Some of these factors explain the slow-growth approach New Hampshire intentionally takes in its PACE program. In its first 10 years, four districts out of 167 total joined the PACE effort.18 During a 2016 visit of New Hampshire schools involved in the program, then-state assessment director Paul Leather said the program would be optional for districts given the complexities involved in implementing the program successfully.19

Finally, it is unclear how much more effective performance-based assessments are at improving student outcomes. Studies of New Hampshire’s PACE program show small observed differences and less improvement among low-income students, students with disabilities, and male students.20

How the law can allow states to test and use these innovations in testing

Technical requirements in existing laws and regulations could prevent states from trying some of the innovative designs highlighted above. However, this report does not advocate for wholesale waivers of these requirements. It offers points of consideration for the U.S. Department of Education and states as they develop policies that allow for innovation.

This section discusses the following standardized testing requirements:

  • Validity, reliability, and comparability
  • Grade-level measurement
  • Individual score reports

Defining validity, reliability, and comparability, and why they matter

Validity refers to how accurately and fully a test measures the skills it intends to evaluate.21 For example, if an algebra test includes some geometry questions, the test would not be a valid measure of algebra. Reliability refers to the consistency of the test scores across different testing sessions, different editions of the test, and different people scoring the exam.22 Reliability informs how consistently the test measures the knowledge and skills it is intended to measure. Comparability allows for comparing of test scores, even if students took the test at different times, in different places, and under different conditions.23 For example, test developers will design a test that may be given via computer or paper and pencil to account for these differences so results can be compared.24

These three technical qualities apply to the ESSA pilot program for state assessments as well. Piloted designs must meet the highest standards for validity, reliability, and comparability, as state tests do. Lawmakers did this not only because the piloted tests were required across states to fulfill the yearly student and school performance requirements in federal law, but also because they are fundamental to test quality, fairness, and equity.25

While these technical requirements help ensure a high-quality test, they also constrict states’ abilities to try new approaches to testing. As a result, the requirements confine the pilots to look and behave like today’s standardized tests.26

Where can policymakers be flexible on test reliability and comparability?
◇ ◇ ◇ ◇ ◇ ◇ ◇
__Requests__
(1) According to the testing excerpt, how many districts out of 167 joined New Hampshire's PACE program in its first 10 years?
(2) Retype the entries from their first line up to and including the line with "contour-line xyxy=(381,488,1040,805)".

__Source data__
◇ ◇ ◇ ◇ ◇ ◇ ◇
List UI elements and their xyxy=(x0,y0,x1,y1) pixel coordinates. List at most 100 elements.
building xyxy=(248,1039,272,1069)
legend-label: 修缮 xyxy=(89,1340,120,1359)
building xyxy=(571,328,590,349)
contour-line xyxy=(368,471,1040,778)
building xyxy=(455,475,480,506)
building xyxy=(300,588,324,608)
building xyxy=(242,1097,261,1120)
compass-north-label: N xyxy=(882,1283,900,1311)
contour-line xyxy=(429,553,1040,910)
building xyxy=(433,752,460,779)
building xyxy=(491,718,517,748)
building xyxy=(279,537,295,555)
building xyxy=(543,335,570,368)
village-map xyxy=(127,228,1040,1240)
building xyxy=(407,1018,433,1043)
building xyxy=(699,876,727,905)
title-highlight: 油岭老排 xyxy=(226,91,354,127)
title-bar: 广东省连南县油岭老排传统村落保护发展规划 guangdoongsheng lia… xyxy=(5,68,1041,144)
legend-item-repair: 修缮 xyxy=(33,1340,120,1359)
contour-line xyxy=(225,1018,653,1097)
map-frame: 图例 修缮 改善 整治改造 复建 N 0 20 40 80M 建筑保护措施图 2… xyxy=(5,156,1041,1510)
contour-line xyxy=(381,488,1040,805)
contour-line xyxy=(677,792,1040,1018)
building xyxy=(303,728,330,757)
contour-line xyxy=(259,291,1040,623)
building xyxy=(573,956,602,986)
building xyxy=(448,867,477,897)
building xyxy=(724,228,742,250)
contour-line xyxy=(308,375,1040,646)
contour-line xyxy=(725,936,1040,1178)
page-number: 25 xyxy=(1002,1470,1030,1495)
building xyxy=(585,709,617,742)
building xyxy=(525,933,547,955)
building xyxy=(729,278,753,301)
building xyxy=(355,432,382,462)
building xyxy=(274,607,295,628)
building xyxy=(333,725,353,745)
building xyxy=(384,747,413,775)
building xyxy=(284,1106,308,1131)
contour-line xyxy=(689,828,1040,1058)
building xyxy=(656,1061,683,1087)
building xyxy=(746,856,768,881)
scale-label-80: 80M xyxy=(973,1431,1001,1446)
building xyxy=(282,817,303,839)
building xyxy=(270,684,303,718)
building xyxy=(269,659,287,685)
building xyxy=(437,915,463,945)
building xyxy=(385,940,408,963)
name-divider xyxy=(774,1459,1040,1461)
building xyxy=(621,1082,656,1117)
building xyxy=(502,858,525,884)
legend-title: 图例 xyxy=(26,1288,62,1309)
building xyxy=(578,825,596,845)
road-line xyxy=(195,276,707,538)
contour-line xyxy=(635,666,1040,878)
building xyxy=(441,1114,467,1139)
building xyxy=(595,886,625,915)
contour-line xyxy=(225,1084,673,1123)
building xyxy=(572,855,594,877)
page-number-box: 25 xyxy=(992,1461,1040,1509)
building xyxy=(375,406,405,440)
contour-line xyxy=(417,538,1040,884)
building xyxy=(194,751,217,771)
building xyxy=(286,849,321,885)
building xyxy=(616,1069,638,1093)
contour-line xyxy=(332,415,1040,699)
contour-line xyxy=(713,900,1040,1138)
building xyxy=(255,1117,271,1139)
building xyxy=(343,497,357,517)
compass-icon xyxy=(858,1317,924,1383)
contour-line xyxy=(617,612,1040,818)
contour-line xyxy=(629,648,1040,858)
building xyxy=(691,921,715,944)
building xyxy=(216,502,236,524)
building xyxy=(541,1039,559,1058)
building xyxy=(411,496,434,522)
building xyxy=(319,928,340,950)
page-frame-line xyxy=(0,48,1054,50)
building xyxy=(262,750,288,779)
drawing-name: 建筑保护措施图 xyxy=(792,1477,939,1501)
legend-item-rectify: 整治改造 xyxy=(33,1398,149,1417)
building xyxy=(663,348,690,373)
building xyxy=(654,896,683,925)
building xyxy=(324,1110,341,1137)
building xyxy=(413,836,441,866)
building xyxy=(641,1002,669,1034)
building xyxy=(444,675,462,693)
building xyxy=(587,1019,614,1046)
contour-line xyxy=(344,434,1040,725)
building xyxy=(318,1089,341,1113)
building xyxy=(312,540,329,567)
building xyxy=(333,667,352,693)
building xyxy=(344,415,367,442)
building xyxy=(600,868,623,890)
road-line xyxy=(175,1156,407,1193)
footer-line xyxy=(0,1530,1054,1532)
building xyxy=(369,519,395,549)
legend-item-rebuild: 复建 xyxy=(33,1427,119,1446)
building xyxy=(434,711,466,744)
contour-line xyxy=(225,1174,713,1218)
◇ ◇ ◇ ◇ ◇ ◇ ◇
__Task-by-task results__
(1) Four districts joined.

(2)
List UI elements and their xyxy=(x0,y0,x1,y1) pixel coordinates. List at most 100 elements.
building xyxy=(248,1039,272,1069)
legend-label: 修缮 xyxy=(89,1340,120,1359)
building xyxy=(571,328,590,349)
contour-line xyxy=(368,471,1040,778)
building xyxy=(455,475,480,506)
building xyxy=(300,588,324,608)
building xyxy=(242,1097,261,1120)
compass-north-label: N xyxy=(882,1283,900,1311)
contour-line xyxy=(429,553,1040,910)
building xyxy=(433,752,460,779)
building xyxy=(491,718,517,748)
building xyxy=(279,537,295,555)
building xyxy=(543,335,570,368)
village-map xyxy=(127,228,1040,1240)
building xyxy=(407,1018,433,1043)
building xyxy=(699,876,727,905)
title-highlight: 油岭老排 xyxy=(226,91,354,127)
title-bar: 广东省连南县油岭老排传统村落保护发展规划 guangdoongsheng lia… xyxy=(5,68,1041,144)
legend-item-repair: 修缮 xyxy=(33,1340,120,1359)
contour-line xyxy=(225,1018,653,1097)
map-frame: 图例 修缮 改善 整治改造 复建 N 0 20 40 80M 建筑保护措施图 2… xyxy=(5,156,1041,1510)
contour-line xyxy=(381,488,1040,805)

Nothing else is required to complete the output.